▸ **Dataset extract**:
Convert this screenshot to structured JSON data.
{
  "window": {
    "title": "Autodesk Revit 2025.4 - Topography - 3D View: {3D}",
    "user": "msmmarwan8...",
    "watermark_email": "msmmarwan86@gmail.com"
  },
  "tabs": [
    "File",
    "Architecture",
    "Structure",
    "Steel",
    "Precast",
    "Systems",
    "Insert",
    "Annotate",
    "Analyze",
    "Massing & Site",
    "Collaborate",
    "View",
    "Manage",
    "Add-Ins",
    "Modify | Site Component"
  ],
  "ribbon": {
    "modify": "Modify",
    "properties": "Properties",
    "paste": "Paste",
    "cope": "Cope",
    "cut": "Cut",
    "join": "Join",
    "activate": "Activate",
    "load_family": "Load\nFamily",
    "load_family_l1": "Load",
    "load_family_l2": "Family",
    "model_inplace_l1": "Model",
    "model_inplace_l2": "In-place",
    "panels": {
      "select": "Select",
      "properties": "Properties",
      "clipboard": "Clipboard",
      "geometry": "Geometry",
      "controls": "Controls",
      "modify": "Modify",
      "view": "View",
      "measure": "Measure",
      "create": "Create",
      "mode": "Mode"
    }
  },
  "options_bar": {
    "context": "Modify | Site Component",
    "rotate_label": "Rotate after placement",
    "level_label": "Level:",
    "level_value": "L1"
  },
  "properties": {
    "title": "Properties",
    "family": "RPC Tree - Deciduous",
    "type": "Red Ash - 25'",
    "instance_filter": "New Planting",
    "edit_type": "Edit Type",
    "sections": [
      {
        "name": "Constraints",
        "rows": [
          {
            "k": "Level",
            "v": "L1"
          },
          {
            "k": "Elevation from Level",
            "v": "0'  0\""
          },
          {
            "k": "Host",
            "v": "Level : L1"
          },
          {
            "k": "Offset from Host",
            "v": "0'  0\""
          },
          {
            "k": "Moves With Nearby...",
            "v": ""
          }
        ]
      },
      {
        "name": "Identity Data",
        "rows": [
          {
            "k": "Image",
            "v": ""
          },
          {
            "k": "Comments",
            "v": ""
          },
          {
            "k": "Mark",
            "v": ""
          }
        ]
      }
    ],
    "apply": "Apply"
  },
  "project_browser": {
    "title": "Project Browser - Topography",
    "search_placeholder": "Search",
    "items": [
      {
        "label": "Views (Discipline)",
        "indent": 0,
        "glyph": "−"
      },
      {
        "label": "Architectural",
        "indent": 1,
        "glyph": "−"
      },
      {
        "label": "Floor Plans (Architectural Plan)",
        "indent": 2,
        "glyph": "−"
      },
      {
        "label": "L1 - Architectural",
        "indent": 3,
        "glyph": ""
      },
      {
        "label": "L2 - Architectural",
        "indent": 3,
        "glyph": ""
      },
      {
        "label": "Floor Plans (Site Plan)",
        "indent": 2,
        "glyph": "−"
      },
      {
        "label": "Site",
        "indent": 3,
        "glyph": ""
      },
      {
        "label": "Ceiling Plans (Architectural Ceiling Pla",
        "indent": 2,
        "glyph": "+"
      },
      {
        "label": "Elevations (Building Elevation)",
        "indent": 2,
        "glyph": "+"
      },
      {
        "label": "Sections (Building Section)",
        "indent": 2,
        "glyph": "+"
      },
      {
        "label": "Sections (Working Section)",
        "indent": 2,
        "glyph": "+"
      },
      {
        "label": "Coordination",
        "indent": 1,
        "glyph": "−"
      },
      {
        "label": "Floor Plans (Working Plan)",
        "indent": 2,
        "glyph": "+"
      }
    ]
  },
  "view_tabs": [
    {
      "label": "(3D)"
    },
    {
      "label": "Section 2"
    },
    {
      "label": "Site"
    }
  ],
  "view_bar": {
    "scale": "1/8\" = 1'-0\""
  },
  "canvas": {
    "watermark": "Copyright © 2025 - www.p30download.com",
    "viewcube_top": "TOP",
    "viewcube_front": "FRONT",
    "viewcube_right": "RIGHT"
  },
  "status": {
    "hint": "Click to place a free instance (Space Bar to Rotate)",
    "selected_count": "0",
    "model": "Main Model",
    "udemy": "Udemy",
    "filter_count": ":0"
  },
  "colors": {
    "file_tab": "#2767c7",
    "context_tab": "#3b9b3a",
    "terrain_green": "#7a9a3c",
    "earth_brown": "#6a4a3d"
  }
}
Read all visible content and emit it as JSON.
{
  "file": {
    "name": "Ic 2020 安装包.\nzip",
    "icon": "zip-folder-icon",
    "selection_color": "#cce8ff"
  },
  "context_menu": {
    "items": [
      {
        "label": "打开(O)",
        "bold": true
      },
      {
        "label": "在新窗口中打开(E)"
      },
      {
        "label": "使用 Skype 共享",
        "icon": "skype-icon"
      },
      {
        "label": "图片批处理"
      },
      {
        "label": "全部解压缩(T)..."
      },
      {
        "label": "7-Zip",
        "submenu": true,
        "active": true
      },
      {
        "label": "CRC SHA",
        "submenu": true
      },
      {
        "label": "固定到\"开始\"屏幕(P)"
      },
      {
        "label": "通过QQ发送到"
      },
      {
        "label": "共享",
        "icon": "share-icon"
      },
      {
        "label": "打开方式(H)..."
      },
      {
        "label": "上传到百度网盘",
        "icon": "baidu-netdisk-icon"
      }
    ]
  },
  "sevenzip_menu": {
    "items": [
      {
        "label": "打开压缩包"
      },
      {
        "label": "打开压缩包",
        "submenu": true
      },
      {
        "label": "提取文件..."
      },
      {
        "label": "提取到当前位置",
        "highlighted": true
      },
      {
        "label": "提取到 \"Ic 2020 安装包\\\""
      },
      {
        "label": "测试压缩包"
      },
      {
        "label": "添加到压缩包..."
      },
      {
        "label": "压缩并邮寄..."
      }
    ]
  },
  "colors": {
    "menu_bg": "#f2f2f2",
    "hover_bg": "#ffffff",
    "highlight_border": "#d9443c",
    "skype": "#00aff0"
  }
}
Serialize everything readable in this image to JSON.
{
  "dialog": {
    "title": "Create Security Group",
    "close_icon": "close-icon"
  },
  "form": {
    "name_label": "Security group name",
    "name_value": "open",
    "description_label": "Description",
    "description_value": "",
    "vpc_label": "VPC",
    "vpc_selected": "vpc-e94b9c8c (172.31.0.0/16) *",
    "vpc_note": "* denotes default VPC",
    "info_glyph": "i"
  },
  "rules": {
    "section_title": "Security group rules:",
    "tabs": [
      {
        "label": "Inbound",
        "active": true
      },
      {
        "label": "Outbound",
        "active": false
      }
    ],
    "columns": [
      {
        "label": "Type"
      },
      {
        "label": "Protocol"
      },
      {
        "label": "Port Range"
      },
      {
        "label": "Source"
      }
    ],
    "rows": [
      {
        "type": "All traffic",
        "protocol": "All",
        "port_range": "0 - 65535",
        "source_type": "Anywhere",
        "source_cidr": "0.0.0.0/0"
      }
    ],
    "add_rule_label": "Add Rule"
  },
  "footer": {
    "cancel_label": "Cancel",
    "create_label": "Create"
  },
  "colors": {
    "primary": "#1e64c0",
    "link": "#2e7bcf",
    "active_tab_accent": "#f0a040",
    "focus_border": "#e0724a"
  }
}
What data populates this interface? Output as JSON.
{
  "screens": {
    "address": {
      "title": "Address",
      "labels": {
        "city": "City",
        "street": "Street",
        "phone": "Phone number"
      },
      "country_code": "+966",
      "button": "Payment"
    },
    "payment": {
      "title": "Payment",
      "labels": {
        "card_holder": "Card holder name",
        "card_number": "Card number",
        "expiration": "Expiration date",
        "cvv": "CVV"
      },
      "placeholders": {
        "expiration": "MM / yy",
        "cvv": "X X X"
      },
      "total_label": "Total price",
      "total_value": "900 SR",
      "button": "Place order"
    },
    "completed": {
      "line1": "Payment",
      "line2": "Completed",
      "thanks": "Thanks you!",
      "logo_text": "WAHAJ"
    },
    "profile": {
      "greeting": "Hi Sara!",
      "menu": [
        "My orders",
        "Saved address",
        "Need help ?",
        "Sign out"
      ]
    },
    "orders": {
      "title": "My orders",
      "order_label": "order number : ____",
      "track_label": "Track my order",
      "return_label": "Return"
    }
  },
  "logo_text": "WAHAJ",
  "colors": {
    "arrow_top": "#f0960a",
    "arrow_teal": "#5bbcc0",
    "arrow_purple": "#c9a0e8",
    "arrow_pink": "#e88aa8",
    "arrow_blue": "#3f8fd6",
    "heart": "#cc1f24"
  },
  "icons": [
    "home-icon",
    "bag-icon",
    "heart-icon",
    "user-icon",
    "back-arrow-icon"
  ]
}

▸ **Aim of the exercise**:
Output the lines from the line containing "What data populates" to the end, both included; add nothing.

▸ **Result**:
What data populates this interface? Output as JSON.
{
  "screens": {
    "address": {
      "title": "Address",
      "labels": {
        "city": "City",
        "street": "Street",
        "phone": "Phone number"
      },
      "country_code": "+966",
      "button": "Payment"
    },
    "payment": {
      "title": "Payment",
      "labels": {
        "card_holder": "Card holder name",
        "card_number": "Card number",
        "expiration": "Expiration date",
        "cvv": "CVV"
      },
      "placeholders": {
        "expiration": "MM / yy",
        "cvv": "X X X"
      },
      "total_label": "Total price",
      "total_value": "900 SR",
      "button": "Place order"
    },
    "completed": {
      "line1": "Payment",
      "line2": "Completed",
      "thanks": "Thanks you!",
      "logo_text": "WAHAJ"
    },
    "profile": {
      "greeting": "Hi Sara!",
      "menu": [
        "My orders",
        "Saved address",
        "Need help ?",
        "Sign out"
      ]
    },
    "orders": {
      "title": "My orders",
      "order_label": "order number : ____",
      "track_label": "Track my order",
      "return_label": "Return"
    }
  },
  "logo_text": "WAHAJ",
  "colors": {
    "arrow_top": "#f0960a",
    "arrow_teal": "#5bbcc0",
    "arrow_purple": "#c9a0e8",
    "arrow_pink": "#e88aa8",
    "arrow_blue": "#3f8fd6",
    "heart": "#cc1f24"
  },
  "icons": [
    "home-icon",
    "bag-icon",
    "heart-icon",
    "user-icon",
    "back-arrow-icon"
  ]
}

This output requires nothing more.